» WORK TO DO
State how many lines in the listing below include the word "started", and add nothing besides the number.

» Stored data entries
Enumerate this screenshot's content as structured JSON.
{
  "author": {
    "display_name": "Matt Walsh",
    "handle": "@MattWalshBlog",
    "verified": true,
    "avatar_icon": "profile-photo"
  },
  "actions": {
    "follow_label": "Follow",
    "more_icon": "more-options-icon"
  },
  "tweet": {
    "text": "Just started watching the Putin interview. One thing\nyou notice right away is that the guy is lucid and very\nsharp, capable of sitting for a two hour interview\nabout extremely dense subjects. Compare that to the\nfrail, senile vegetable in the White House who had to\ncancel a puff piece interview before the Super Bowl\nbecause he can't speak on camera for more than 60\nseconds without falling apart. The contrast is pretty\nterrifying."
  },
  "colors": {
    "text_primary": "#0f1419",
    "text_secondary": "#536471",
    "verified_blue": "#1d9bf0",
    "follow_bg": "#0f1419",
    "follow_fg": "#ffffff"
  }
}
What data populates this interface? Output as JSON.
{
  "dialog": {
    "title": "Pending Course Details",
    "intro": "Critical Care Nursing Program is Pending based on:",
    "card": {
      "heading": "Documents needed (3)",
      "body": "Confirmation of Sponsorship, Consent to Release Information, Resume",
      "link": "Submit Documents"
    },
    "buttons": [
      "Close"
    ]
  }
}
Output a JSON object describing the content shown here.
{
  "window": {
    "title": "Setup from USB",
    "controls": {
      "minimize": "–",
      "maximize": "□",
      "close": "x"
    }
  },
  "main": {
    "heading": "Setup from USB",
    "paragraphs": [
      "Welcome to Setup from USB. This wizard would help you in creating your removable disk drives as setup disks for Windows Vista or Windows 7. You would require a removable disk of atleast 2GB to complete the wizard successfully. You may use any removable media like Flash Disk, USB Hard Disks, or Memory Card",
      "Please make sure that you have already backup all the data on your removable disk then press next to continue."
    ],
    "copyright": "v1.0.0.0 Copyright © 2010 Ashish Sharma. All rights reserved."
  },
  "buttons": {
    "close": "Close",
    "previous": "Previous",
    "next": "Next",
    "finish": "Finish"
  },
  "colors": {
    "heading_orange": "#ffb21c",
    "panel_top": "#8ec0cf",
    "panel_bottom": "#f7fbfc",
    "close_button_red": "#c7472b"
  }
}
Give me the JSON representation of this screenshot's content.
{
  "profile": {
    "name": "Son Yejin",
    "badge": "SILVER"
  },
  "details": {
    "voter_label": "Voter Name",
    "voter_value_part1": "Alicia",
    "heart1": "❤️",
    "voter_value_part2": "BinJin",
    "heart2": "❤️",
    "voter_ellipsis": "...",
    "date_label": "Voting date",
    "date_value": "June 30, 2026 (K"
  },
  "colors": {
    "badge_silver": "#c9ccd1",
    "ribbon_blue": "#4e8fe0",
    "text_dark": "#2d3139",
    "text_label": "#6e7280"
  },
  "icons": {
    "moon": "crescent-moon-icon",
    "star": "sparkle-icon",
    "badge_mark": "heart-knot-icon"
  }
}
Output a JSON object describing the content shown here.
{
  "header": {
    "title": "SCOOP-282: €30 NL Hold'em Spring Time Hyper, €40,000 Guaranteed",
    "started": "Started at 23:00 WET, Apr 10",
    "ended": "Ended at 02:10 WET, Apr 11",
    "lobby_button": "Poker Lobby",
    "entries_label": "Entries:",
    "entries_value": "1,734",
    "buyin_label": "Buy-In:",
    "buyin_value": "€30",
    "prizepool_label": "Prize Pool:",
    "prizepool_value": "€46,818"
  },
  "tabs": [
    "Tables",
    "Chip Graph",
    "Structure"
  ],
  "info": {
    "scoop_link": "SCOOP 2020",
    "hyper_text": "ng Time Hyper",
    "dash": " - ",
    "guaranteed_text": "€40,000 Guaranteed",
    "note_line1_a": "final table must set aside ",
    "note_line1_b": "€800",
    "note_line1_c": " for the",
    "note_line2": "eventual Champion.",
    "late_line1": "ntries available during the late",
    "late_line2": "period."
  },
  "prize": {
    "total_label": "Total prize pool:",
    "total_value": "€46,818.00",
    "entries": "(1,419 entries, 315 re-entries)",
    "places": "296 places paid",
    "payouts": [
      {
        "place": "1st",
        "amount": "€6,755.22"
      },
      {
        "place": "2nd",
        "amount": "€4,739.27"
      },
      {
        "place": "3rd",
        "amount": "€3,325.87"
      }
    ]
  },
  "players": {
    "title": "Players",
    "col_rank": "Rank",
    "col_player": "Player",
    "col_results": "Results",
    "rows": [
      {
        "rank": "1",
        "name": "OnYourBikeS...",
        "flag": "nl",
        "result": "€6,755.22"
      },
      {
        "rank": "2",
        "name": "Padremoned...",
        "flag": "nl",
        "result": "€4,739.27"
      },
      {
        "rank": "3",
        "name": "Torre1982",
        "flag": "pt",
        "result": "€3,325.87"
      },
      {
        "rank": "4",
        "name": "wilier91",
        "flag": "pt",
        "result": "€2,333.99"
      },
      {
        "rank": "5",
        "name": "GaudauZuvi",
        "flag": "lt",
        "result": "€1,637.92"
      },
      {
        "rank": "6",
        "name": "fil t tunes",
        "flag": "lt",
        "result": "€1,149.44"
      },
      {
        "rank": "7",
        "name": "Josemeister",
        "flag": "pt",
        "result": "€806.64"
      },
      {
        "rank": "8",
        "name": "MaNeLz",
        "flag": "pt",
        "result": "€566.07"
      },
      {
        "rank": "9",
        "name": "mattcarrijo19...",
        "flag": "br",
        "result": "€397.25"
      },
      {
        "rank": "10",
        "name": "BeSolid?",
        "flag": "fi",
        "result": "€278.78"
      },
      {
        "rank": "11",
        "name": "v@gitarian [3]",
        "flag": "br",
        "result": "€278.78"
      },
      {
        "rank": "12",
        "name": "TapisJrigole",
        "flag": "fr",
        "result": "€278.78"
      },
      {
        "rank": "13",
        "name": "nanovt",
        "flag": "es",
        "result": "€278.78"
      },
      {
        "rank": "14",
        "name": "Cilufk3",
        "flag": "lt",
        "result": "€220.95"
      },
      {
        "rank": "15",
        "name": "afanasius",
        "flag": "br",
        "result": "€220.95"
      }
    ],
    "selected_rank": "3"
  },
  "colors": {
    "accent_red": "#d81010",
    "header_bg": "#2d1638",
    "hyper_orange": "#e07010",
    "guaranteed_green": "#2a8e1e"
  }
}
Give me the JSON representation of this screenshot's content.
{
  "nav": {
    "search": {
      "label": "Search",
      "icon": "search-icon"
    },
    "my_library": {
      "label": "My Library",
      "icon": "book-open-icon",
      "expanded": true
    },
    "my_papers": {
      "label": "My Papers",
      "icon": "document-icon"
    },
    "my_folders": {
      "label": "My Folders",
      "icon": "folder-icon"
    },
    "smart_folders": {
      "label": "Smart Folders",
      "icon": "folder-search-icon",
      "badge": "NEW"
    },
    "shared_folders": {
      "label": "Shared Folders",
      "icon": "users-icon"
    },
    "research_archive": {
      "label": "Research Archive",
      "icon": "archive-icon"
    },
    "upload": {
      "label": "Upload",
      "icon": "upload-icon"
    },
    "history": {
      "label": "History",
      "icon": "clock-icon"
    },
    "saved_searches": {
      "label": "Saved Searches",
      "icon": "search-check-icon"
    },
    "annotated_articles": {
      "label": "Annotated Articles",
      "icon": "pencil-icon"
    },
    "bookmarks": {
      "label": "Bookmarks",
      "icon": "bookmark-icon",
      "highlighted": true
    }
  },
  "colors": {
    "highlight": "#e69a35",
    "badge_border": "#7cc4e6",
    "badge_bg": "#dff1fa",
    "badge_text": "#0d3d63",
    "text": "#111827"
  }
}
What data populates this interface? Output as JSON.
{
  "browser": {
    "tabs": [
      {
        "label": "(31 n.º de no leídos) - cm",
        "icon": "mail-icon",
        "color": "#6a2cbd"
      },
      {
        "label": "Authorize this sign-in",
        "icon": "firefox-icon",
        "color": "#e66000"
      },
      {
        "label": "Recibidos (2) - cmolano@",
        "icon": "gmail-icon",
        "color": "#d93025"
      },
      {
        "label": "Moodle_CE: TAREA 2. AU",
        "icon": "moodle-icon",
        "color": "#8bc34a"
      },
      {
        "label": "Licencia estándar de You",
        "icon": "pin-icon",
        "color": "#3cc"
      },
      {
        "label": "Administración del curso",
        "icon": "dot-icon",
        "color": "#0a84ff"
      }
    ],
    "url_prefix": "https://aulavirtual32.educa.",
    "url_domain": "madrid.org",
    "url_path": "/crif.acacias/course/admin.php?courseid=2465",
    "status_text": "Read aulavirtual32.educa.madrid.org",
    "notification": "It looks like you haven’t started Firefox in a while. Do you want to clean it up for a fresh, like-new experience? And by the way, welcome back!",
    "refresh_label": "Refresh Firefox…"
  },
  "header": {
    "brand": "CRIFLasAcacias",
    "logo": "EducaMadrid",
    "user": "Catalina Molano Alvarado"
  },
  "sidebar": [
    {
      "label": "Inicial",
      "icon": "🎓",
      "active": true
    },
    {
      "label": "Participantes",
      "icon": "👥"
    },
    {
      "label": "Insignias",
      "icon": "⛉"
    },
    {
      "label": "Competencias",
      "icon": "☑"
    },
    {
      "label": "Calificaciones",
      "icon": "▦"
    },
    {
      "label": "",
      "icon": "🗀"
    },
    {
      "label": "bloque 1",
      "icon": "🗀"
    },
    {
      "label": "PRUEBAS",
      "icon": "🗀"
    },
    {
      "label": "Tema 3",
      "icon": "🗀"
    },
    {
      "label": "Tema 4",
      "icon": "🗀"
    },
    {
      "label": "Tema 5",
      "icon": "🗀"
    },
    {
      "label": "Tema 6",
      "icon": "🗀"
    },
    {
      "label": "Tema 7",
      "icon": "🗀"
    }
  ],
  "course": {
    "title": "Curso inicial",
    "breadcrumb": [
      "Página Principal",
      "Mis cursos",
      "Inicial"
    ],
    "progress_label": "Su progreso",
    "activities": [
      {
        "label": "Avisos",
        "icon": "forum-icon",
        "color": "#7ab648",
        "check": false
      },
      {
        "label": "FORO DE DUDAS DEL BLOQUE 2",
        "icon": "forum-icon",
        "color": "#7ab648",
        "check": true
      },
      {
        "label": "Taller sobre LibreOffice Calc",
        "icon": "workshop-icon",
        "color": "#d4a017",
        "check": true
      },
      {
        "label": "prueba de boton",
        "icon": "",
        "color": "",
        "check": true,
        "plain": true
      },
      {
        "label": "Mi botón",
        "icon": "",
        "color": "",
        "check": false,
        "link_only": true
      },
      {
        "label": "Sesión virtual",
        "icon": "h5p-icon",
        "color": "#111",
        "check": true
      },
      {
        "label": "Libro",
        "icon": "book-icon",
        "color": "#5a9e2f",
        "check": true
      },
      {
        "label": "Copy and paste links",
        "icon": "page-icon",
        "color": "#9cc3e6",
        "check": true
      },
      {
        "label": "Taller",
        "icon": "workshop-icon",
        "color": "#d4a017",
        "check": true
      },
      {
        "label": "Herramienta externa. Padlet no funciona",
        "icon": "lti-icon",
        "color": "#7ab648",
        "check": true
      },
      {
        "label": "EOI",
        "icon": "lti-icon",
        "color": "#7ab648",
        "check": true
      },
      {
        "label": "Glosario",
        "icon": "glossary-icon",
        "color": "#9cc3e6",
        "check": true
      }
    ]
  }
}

» COMPLETE RESPONSE
3